*What to do:* Copy the part of the Fibroscan thread starting with "I hope someone" and going on through "be greatly appreciated." word for word.

[Selected passage — start]

# Fibroscan



## laniec (Mar 18, 2014)

Hi All,

I hope someone can help me, my MD is trying to bill for the new FDA approved Fibroscan test which aids in the clinical management of chronic liver disease.  We were told to bill CPT: 91299, but I'm getting mixed feeback from the Medicare.gov site as to whether or not this is a covered service and if I should have MCR patients sign an ABN.  If anyone could please advise me, that would be greatly appreciated.

Regards,
Lorraine


----------



## sparkles1077 (Jul 1, 2014)

We are having a similar issue.  Provider wants to bill 91299 (unlisted) but I am seeing this as a category III code which will not be paid (0346T).  From the AMA website it looks like it should be reported in addition the correct ultrasound (in the case I am looking at - ultrasound of the liver) 76705, 0346T

Is anyone familiar with this?

Thank you


----------



## dverma (Feb 22, 2018)

I know this is old but I was wondering if anyone has actually used a code that medicare did pay for a fibroscan to be done in the office? If so what codes did you use and any modifiers?


----------



## Tine (Jul 26, 2018)

We use 91200-26 and Medicare does pay for it.


----------



## jhendrix08 (Jan 14, 2020)

I'm hoping to get some help on Fibro Scan billing (91200); I know this an old post. I'm trying to find the indications for the FibroScan and not having much luck. Someone told us "any diabetic patient" and patients with chronic Hep C.

Does anyone have any experience with this? I'd be so grateful for some help.


----------

[Selected passage — finish]
[Entries shown — start]

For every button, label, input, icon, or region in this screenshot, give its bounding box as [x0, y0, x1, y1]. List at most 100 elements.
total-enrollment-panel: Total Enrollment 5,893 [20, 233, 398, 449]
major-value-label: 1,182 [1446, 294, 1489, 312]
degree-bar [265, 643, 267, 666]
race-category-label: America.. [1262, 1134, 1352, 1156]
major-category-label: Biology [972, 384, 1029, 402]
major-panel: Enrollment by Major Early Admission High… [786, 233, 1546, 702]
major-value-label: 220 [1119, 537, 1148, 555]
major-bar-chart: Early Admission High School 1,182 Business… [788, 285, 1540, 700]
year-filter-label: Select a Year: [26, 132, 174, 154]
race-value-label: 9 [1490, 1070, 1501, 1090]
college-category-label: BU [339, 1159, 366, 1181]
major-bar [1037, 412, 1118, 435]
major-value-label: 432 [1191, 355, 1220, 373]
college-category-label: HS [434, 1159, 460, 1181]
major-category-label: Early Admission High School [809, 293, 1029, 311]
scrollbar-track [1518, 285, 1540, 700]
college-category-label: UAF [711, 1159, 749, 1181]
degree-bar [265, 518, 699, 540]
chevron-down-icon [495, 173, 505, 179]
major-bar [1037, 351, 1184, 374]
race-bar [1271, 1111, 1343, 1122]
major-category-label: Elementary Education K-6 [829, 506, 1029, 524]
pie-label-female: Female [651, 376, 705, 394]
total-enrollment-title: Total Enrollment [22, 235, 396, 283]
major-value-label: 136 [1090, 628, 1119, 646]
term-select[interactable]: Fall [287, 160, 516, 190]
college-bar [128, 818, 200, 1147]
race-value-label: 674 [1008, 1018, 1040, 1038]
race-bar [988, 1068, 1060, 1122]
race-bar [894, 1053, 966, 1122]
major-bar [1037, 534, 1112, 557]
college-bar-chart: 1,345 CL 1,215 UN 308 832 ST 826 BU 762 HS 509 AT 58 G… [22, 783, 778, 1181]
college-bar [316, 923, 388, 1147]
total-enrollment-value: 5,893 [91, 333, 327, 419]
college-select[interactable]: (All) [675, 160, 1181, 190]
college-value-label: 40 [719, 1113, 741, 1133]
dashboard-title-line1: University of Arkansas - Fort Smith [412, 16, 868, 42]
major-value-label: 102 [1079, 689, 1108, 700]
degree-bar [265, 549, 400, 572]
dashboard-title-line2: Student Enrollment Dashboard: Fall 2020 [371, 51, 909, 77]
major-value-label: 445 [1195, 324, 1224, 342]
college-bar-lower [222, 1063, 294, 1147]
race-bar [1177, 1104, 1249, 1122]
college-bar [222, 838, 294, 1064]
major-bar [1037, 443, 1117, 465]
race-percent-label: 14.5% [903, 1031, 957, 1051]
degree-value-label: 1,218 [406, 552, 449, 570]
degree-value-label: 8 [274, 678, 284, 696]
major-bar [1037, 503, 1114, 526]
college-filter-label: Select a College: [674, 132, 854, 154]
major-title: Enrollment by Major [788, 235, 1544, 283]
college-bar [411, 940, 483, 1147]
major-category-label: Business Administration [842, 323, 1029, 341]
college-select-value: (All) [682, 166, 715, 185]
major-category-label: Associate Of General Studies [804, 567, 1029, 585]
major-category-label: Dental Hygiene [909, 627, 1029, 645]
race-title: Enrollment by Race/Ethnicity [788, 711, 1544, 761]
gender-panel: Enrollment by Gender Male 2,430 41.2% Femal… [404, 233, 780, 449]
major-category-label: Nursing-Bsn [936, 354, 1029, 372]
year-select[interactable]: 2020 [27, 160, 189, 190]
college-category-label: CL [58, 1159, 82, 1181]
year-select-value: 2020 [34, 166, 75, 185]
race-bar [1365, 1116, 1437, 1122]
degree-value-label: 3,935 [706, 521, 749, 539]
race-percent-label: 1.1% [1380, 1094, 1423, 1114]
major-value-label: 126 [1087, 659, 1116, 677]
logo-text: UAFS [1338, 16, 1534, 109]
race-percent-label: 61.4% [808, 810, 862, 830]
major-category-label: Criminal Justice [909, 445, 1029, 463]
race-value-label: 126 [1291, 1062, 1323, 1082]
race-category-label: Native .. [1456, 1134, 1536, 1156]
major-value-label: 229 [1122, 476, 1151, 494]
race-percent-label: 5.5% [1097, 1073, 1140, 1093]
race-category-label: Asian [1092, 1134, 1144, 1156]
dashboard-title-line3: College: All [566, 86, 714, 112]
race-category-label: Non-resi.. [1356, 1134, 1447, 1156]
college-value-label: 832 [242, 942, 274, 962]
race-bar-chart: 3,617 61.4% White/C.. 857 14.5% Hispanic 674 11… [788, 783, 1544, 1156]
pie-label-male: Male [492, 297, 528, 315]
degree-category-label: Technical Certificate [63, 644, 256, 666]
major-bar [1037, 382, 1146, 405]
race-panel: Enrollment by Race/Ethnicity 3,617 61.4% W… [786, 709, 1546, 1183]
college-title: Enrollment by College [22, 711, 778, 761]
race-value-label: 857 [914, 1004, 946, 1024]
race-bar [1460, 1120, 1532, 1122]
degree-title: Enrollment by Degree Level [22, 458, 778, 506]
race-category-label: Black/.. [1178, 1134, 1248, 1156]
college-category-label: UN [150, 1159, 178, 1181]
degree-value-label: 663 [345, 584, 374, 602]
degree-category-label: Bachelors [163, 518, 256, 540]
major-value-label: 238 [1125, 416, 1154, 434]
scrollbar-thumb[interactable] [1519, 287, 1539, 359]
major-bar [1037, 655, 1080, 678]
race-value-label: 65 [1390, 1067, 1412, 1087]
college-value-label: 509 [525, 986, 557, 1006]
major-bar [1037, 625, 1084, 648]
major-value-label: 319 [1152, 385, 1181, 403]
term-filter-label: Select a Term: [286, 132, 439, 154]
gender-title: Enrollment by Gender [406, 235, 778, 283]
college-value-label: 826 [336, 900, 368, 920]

[Entries shown — finish]

*Expected answer:*
I hope someone can help me, my MD is trying to bill for the new FDA approved Fibroscan test which aids in the clinical management of chronic liver disease.  We were told to bill CPT: 91299, but I'm getting mixed feeback from the Medicare.gov site as to whether or not this is a covered service and if I should have MCR patients sign an ABN.  If anyone could please advise me, that would be greatly appreciated.